[Extracted records]
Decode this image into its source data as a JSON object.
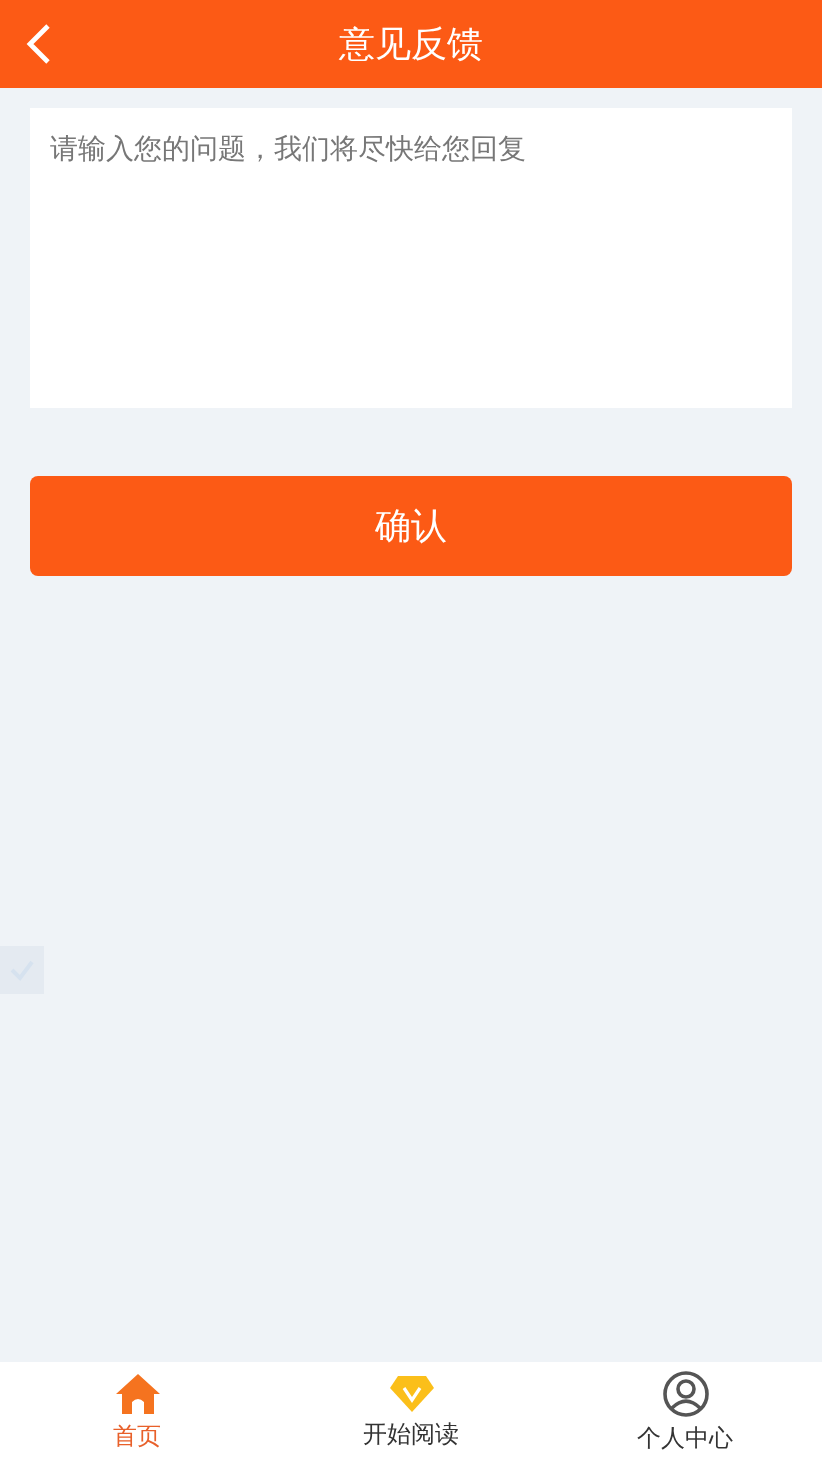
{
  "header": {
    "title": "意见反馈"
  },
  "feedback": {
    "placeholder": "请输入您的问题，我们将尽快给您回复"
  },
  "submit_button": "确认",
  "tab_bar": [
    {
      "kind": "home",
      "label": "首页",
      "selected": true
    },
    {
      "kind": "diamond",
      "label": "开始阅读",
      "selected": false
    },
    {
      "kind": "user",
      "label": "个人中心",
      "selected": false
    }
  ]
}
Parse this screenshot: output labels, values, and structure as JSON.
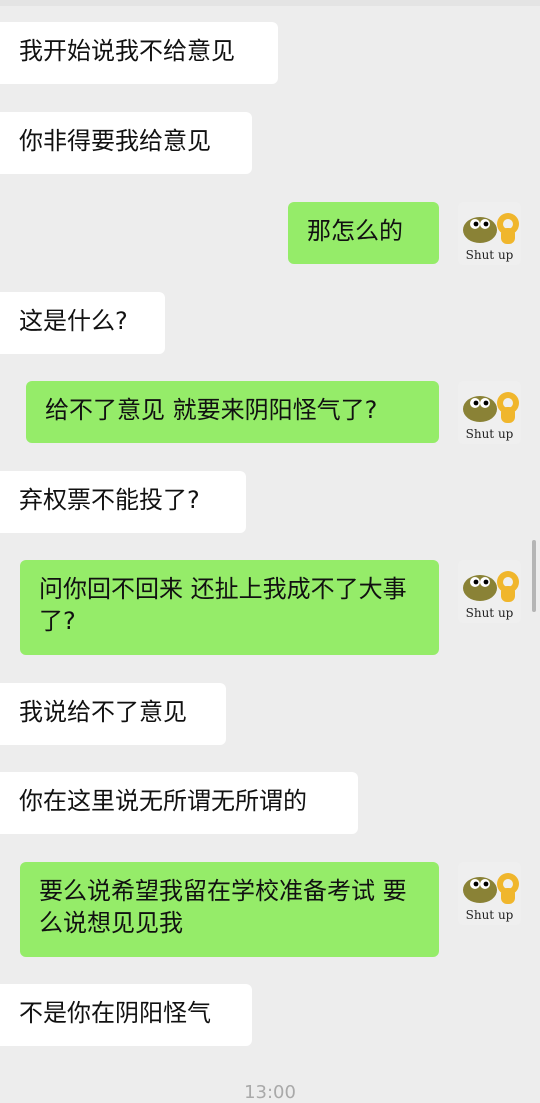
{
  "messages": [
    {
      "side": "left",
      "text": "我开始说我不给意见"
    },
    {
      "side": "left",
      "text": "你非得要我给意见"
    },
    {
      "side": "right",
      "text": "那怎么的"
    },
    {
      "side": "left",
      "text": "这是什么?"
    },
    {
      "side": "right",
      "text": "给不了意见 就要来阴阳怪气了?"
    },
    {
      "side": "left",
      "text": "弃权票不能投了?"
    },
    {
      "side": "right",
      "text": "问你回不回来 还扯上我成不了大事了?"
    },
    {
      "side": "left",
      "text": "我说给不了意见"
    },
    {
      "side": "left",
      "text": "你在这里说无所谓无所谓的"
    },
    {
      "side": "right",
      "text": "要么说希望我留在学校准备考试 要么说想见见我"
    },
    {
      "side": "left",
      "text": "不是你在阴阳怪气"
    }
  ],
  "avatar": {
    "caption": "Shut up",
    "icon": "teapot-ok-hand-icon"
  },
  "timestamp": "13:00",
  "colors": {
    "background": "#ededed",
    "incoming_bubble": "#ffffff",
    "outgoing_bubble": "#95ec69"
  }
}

→ **WHAT YOU ARE ASKED TO DO**
Write out the records above once more, word for word, with no pictures.

→ **RESULT BELOW**
Decode this image into its source data as a JSON object.
{
  "header": {
    "title": "意见反馈"
  },
  "feedback": {
    "placeholder": "请输入您的问题，我们将尽快给您回复"
  },
  "submit_button": "确认",
  "tab_bar": [
    {
      "kind": "home",
      "label": "首页",
      "selected": true
    },
    {
      "kind": "diamond",
      "label": "开始阅读",
      "selected": false
    },
    {
      "kind": "user",
      "label": "个人中心",
      "selected": false
    }
  ]
}
Parse this screenshot: output labels, values, and structure as JSON.
{
  "messages": [
    {
      "side": "left",
      "text": "我开始说我不给意见"
    },
    {
      "side": "left",
      "text": "你非得要我给意见"
    },
    {
      "side": "right",
      "text": "那怎么的"
    },
    {
      "side": "left",
      "text": "这是什么?"
    },
    {
      "side": "right",
      "text": "给不了意见 就要来阴阳怪气了?"
    },
    {
      "side": "left",
      "text": "弃权票不能投了?"
    },
    {
      "side": "right",
      "text": "问你回不回来 还扯上我成不了大事了?"
    },
    {
      "side": "left",
      "text": "我说给不了意见"
    },
    {
      "side": "left",
      "text": "你在这里说无所谓无所谓的"
    },
    {
      "side": "right",
      "text": "要么说希望我留在学校准备考试 要么说想见见我"
    },
    {
      "side": "left",
      "text": "不是你在阴阳怪气"
    }
  ],
  "avatar": {
    "caption": "Shut up",
    "icon": "teapot-ok-hand-icon"
  },
  "timestamp": "13:00",
  "colors": {
    "background": "#ededed",
    "incoming_bubble": "#ffffff",
    "outgoing_bubble": "#95ec69"
  }
}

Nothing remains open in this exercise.